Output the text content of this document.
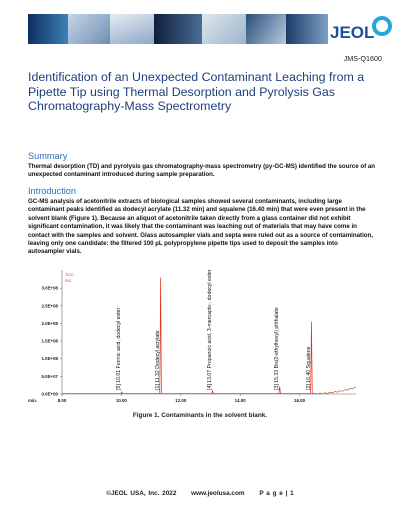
JEOL
JMS-Q1600
Identification of an Unexpected Contaminant Leaching from a Pipette Tip using Thermal Desorption and Pyrolysis Gas Chromatography-Mass Spectrometry
Summary

Thermal desorption (TD) and pyrolysis gas chromatography-mass spectrometry (py-GC-MS) identified the source of an unexpected contaminant introduced during sample preparation.

Introduction

GC-MS analysis of acetonitrile extracts of biological samples showed several contaminants, including large contaminant peaks identified as dodecyl acrylate (11.32 min) and squalene (16.40 min) that were even present in the solvent blank (Figure 1). Because an aliquot of acetonitrile taken directly from a glass container did not exhibit significant contamination, it was likely that the contaminant was leaching out of materials that may have come in contact with the samples and solvent. Glass autosampler vials and septa were ruled out as a source of contamination, leaving only one candidate: the filtered 100 µL polypropylene pipette tips used to deposit the samples into autosampler vials.

TICC
RIC
0.0E+00
5.0E+07
1.0E+08
1.5E+08
2.0E+08
2.5E+08
3.0E+08
8.00	10.00	12.00	14.00	16.00
min.
[5] 10.01 Formic acid, dodecyl ester	[1] 11.32 Dodecyl acrylate	[4] 13.07 Propanoic acid, 3-mercapto-, dodecyl ester	[3] 15.33 Bis(2-ethylhexyl) phthalate	[2] 16.40 Squalene
Figure 1. Contaminants in the solvent blank.
©JEOL USA, Inc. 2022 www.jeolusa.com P a g e | 1
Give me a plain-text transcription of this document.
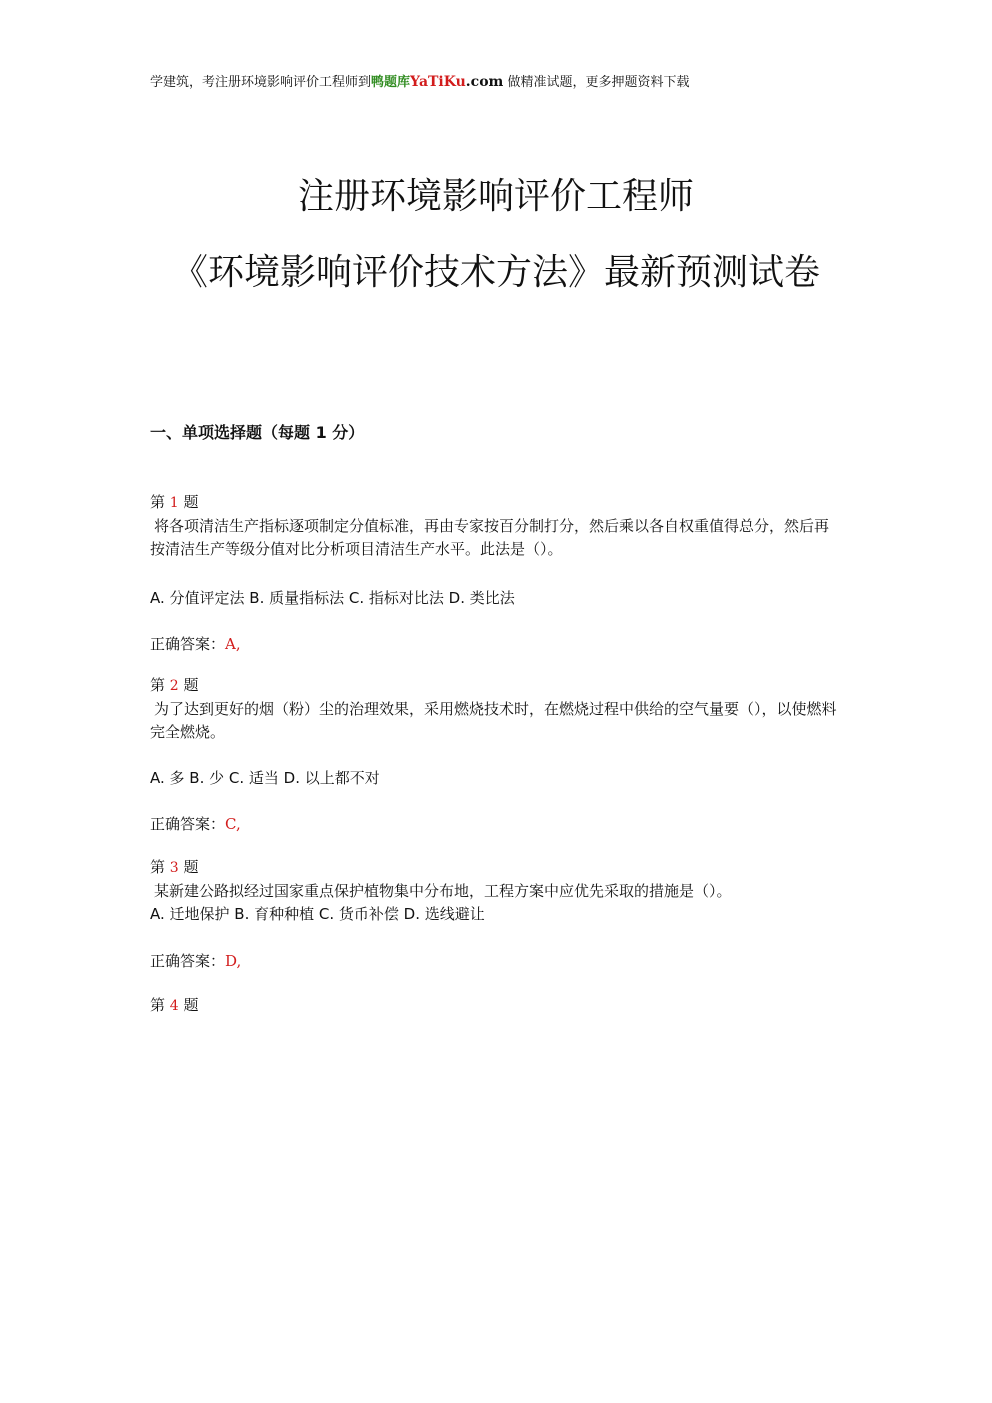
学建筑，考注册环境影响评价工程师到鸭题库YaTiKu.com 做精准试题，更多押题资料下载
注册环境影响评价工程师
《环境影响评价技术方法》最新预测试卷
一、单项选择题（每题 1 分）
第 1 题
将各项清洁生产指标逐项制定分值标准，再由专家按百分制打分，然后乘以各自权重值得总分，然后再按清洁生产等级分值对比分析项目清洁生产水平。此法是（）。
A. 分值评定法 B. 质量指标法 C. 指标对比法 D. 类比法
正确答案：A,
第 2 题
为了达到更好的烟（粉）尘的治理效果，采用燃烧技术时，在燃烧过程中供给的空气量要（），以使燃料完全燃烧。
A. 多 B. 少 C. 适当 D. 以上都不对
正确答案：C,
第 3 题
某新建公路拟经过国家重点保护植物集中分布地，工程方案中应优先采取的措施是（）。
A. 迁地保护 B. 育种种植 C. 货币补偿 D. 选线避让
正确答案：D,
第 4 题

◆ ◆ ◆ ◆

Above are the records; reproduce them exactly and leave out the pictures.

Output the text content of this document.
JEOL
JMS-Q1600
Identification of an Unexpected Contaminant Leaching from a Pipette Tip using Thermal Desorption and Pyrolysis Gas Chromatography-Mass Spectrometry
Summary

Thermal desorption (TD) and pyrolysis gas chromatography-mass spectrometry (py-GC-MS) identified the source of an unexpected contaminant introduced during sample preparation.

Introduction

GC-MS analysis of acetonitrile extracts of biological samples showed several contaminants, including large contaminant peaks identified as dodecyl acrylate (11.32 min) and squalene (16.40 min) that were even present in the solvent blank (Figure 1). Because an aliquot of acetonitrile taken directly from a glass container did not exhibit significant contamination, it was likely that the contaminant was leaching out of materials that may have come in contact with the samples and solvent. Glass autosampler vials and septa were ruled out as a source of contamination, leaving only one candidate: the filtered 100 µL polypropylene pipette tips used to deposit the samples into autosampler vials.

TICC
RIC
0.0E+00
5.0E+07
1.0E+08
1.5E+08
2.0E+08
2.5E+08
3.0E+08
8.00	10.00	12.00	14.00	16.00
min.
[5] 10.01 Formic acid, dodecyl ester	[1] 11.32 Dodecyl acrylate	[4] 13.07 Propanoic acid, 3-mercapto-, dodecyl ester	[3] 15.33 Bis(2-ethylhexyl) phthalate	[2] 16.40 Squalene
Figure 1. Contaminants in the solvent blank.
©JEOL USA, Inc. 2022 www.jeolusa.com P a g e | 1
Give me a plain-text transcription of this document.
学建筑，考注册环境影响评价工程师到鸭题库YaTiKu.com 做精准试题，更多押题资料下载
注册环境影响评价工程师
《环境影响评价技术方法》最新预测试卷
一、单项选择题（每题 1 分）
第 1 题
将各项清洁生产指标逐项制定分值标准，再由专家按百分制打分，然后乘以各自权重值得总分，然后再按清洁生产等级分值对比分析项目清洁生产水平。此法是（）。
A. 分值评定法 B. 质量指标法 C. 指标对比法 D. 类比法
正确答案：A,
第 2 题
为了达到更好的烟（粉）尘的治理效果，采用燃烧技术时，在燃烧过程中供给的空气量要（），以使燃料完全燃烧。
A. 多 B. 少 C. 适当 D. 以上都不对
正确答案：C,
第 3 题
某新建公路拟经过国家重点保护植物集中分布地，工程方案中应优先采取的措施是（）。
A. 迁地保护 B. 育种种植 C. 货币补偿 D. 选线避让
正确答案：D,
第 4 题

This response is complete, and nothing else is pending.